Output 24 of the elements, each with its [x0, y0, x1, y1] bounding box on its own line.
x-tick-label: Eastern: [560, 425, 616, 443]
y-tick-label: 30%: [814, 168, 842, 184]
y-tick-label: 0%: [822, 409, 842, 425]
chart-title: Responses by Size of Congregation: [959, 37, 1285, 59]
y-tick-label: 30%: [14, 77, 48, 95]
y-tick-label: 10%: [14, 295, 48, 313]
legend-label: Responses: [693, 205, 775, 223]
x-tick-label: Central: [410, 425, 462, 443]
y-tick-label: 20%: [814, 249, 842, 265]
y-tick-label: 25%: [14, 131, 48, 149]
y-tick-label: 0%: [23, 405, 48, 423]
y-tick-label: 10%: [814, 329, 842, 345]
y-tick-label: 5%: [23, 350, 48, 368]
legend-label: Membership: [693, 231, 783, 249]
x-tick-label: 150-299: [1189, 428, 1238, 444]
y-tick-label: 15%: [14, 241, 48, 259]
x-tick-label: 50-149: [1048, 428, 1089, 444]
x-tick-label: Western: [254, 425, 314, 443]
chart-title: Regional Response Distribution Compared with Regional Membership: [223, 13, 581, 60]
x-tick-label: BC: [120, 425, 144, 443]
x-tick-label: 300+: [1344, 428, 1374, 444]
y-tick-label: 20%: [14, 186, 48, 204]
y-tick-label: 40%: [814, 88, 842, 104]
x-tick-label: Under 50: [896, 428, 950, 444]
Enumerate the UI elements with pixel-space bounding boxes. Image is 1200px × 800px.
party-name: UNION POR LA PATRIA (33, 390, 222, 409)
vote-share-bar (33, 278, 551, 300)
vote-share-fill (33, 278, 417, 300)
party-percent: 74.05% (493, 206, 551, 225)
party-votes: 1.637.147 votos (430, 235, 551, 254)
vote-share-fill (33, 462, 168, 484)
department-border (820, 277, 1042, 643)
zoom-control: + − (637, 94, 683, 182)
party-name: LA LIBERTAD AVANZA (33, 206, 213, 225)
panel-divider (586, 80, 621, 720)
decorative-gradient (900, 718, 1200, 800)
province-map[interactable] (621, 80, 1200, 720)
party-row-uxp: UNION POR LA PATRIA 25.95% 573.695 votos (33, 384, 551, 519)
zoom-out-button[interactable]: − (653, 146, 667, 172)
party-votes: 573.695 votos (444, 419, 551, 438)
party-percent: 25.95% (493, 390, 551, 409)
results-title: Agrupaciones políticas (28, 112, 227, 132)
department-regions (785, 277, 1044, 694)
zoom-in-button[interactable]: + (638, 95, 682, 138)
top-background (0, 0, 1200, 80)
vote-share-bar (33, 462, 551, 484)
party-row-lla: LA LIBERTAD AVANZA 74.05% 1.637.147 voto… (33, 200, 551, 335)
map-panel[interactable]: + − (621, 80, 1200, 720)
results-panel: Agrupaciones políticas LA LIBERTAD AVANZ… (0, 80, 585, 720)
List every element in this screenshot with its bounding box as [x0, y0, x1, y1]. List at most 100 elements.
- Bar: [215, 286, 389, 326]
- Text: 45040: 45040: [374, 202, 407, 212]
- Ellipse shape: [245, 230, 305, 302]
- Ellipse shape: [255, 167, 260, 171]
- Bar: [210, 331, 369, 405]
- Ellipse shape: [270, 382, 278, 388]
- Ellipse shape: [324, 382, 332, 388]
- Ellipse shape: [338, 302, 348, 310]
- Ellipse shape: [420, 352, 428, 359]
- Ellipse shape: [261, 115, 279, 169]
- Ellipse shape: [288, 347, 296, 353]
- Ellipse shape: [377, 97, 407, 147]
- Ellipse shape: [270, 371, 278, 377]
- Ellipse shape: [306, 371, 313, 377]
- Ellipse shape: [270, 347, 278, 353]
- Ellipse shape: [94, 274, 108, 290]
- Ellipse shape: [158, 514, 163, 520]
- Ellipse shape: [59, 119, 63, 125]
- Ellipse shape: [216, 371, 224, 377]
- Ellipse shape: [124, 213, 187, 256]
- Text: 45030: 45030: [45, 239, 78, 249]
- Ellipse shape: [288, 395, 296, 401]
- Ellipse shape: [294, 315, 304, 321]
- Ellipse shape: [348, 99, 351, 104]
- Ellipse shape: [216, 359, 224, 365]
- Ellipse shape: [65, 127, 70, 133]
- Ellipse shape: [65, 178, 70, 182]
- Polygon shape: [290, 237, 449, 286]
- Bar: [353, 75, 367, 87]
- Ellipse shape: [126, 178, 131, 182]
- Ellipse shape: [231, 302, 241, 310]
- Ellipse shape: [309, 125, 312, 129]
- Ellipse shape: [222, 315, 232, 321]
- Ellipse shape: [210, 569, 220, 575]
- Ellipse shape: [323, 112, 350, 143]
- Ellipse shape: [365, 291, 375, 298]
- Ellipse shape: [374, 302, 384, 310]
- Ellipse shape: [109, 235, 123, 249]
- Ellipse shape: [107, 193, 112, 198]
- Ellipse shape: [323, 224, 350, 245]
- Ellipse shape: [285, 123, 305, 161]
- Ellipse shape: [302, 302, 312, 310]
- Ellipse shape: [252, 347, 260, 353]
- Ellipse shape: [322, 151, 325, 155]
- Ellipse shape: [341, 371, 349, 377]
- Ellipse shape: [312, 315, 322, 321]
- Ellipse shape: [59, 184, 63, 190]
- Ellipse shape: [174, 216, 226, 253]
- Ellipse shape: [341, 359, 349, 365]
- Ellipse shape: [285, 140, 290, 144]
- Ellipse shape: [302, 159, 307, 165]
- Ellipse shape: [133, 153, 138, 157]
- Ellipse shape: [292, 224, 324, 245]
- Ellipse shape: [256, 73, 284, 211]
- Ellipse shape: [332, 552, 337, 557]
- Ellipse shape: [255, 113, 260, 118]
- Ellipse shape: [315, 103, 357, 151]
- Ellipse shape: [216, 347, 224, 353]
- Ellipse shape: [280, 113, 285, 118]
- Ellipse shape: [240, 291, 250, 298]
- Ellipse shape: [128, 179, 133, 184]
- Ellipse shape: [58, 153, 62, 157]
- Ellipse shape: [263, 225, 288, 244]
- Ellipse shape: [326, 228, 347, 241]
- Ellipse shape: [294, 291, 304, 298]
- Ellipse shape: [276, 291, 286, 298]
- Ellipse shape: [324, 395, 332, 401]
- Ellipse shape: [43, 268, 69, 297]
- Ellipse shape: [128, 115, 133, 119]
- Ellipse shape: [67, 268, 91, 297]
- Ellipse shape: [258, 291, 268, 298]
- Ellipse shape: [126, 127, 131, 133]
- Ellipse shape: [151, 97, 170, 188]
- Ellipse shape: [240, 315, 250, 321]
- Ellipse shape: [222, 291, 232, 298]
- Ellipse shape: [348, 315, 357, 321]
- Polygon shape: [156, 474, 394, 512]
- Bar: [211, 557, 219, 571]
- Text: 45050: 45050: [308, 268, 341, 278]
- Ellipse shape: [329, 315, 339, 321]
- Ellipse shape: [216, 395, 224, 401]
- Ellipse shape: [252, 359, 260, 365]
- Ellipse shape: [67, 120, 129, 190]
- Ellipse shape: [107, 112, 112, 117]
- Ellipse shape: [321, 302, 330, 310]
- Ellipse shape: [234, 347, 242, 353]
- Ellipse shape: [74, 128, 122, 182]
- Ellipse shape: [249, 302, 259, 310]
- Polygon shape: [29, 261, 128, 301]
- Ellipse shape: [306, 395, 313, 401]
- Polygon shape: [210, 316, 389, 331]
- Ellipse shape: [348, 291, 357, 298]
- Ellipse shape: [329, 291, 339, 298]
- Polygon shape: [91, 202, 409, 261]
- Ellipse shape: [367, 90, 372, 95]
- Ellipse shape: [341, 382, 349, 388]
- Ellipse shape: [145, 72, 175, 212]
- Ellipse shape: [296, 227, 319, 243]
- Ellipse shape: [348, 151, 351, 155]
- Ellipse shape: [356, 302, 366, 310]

[Work required] Please reproduce the listing above word for word, from its first line up to and including the line with "y-tick-label: 20%: [14, 186, 48, 204]".

[Output of the exercise]
Output 24 of the elements, each with its [x0, y0, x1, y1] bounding box on its own line.
x-tick-label: Eastern: [560, 425, 616, 443]
y-tick-label: 30%: [814, 168, 842, 184]
y-tick-label: 0%: [822, 409, 842, 425]
chart-title: Responses by Size of Congregation: [959, 37, 1285, 59]
y-tick-label: 30%: [14, 77, 48, 95]
y-tick-label: 10%: [14, 295, 48, 313]
legend-label: Responses: [693, 205, 775, 223]
x-tick-label: Central: [410, 425, 462, 443]
y-tick-label: 20%: [814, 249, 842, 265]
y-tick-label: 25%: [14, 131, 48, 149]
y-tick-label: 0%: [23, 405, 48, 423]
y-tick-label: 10%: [814, 329, 842, 345]
y-tick-label: 5%: [23, 350, 48, 368]
legend-label: Membership: [693, 231, 783, 249]
x-tick-label: 150-299: [1189, 428, 1238, 444]
y-tick-label: 15%: [14, 241, 48, 259]
x-tick-label: 50-149: [1048, 428, 1089, 444]
x-tick-label: Western: [254, 425, 314, 443]
chart-title: Regional Response Distribution Compared with Regional Membership: [223, 13, 581, 60]
x-tick-label: BC: [120, 425, 144, 443]
x-tick-label: 300+: [1344, 428, 1374, 444]
y-tick-label: 20%: [14, 186, 48, 204]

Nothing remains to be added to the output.